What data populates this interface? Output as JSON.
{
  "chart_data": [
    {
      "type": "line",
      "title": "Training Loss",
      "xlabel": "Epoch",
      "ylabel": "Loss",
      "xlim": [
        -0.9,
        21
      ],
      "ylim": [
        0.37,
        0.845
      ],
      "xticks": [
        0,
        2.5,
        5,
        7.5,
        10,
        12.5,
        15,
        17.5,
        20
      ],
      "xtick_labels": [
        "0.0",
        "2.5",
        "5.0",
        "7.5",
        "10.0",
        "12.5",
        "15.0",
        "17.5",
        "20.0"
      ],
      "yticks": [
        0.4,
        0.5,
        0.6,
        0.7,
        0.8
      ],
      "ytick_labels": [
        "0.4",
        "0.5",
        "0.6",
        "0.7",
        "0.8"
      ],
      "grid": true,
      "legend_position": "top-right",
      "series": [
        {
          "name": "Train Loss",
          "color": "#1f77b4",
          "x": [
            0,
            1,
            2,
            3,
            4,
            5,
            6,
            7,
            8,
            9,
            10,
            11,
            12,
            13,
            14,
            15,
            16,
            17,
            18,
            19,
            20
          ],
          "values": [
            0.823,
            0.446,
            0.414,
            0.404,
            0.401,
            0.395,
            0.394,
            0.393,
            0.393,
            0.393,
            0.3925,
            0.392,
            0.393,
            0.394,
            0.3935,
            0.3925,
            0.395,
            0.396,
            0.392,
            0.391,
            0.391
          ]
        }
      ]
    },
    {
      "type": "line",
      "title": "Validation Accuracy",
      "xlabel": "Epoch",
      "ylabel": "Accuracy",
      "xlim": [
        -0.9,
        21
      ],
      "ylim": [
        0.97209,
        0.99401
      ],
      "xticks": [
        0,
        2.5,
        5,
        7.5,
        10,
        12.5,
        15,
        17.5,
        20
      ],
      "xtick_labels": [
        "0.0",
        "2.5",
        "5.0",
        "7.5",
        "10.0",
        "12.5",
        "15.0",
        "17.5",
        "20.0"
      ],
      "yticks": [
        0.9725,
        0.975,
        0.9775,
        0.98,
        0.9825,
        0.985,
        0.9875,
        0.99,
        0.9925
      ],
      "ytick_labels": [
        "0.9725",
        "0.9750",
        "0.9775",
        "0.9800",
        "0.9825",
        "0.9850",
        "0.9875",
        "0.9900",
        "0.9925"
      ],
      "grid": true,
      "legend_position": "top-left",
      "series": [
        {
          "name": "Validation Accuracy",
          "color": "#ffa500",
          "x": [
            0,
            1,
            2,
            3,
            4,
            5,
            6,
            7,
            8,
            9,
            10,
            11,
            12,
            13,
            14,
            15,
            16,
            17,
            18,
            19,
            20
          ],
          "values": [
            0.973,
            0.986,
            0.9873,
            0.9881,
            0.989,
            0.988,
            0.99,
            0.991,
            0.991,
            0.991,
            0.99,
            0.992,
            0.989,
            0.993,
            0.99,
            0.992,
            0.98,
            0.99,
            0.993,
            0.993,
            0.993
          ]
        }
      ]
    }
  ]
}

^^^^^^^^

# [Exercise requirements]
Please set down all the data word for word.

# [Written reply]
What data populates this interface? Output as JSON.
{
  "chart_data": [
    {
      "type": "line",
      "title": "Training Loss",
      "xlabel": "Epoch",
      "ylabel": "Loss",
      "xlim": [
        -0.9,
        21
      ],
      "ylim": [
        0.37,
        0.845
      ],
      "xticks": [
        0,
        2.5,
        5,
        7.5,
        10,
        12.5,
        15,
        17.5,
        20
      ],
      "xtick_labels": [
        "0.0",
        "2.5",
        "5.0",
        "7.5",
        "10.0",
        "12.5",
        "15.0",
        "17.5",
        "20.0"
      ],
      "yticks": [
        0.4,
        0.5,
        0.6,
        0.7,
        0.8
      ],
      "ytick_labels": [
        "0.4",
        "0.5",
        "0.6",
        "0.7",
        "0.8"
      ],
      "grid": true,
      "legend_position": "top-right",
      "series": [
        {
          "name": "Train Loss",
          "color": "#1f77b4",
          "x": [
            0,
            1,
            2,
            3,
            4,
            5,
            6,
            7,
            8,
            9,
            10,
            11,
            12,
            13,
            14,
            15,
            16,
            17,
            18,
            19,
            20
          ],
          "values": [
            0.823,
            0.446,
            0.414,
            0.404,
            0.401,
            0.395,
            0.394,
            0.393,
            0.393,
            0.393,
            0.3925,
            0.392,
            0.393,
            0.394,
            0.3935,
            0.3925,
            0.395,
            0.396,
            0.392,
            0.391,
            0.391
          ]
        }
      ]
    },
    {
      "type": "line",
      "title": "Validation Accuracy",
      "xlabel": "Epoch",
      "ylabel": "Accuracy",
      "xlim": [
        -0.9,
        21
      ],
      "ylim": [
        0.97209,
        0.99401
      ],
      "xticks": [
        0,
        2.5,
        5,
        7.5,
        10,
        12.5,
        15,
        17.5,
        20
      ],
      "xtick_labels": [
        "0.0",
        "2.5",
        "5.0",
        "7.5",
        "10.0",
        "12.5",
        "15.0",
        "17.5",
        "20.0"
      ],
      "yticks": [
        0.9725,
        0.975,
        0.9775,
        0.98,
        0.9825,
        0.985,
        0.9875,
        0.99,
        0.9925
      ],
      "ytick_labels": [
        "0.9725",
        "0.9750",
        "0.9775",
        "0.9800",
        "0.9825",
        "0.9850",
        "0.9875",
        "0.9900",
        "0.9925"
      ],
      "grid": true,
      "legend_position": "top-left",
      "series": [
        {
          "name": "Validation Accuracy",
          "color": "#ffa500",
          "x": [
            0,
            1,
            2,
            3,
            4,
            5,
            6,
            7,
            8,
            9,
            10,
            11,
            12,
            13,
            14,
            15,
            16,
            17,
            18,
            19,
            20
          ],
          "values": [
            0.973,
            0.986,
            0.9873,
            0.9881,
            0.989,
            0.988,
            0.99,
            0.991,
            0.991,
            0.991,
            0.99,
            0.992,
            0.989,
            0.993,
            0.99,
            0.992,
            0.98,
            0.99,
            0.993,
            0.993,
            0.993
          ]
        }
      ]
    }
  ]
}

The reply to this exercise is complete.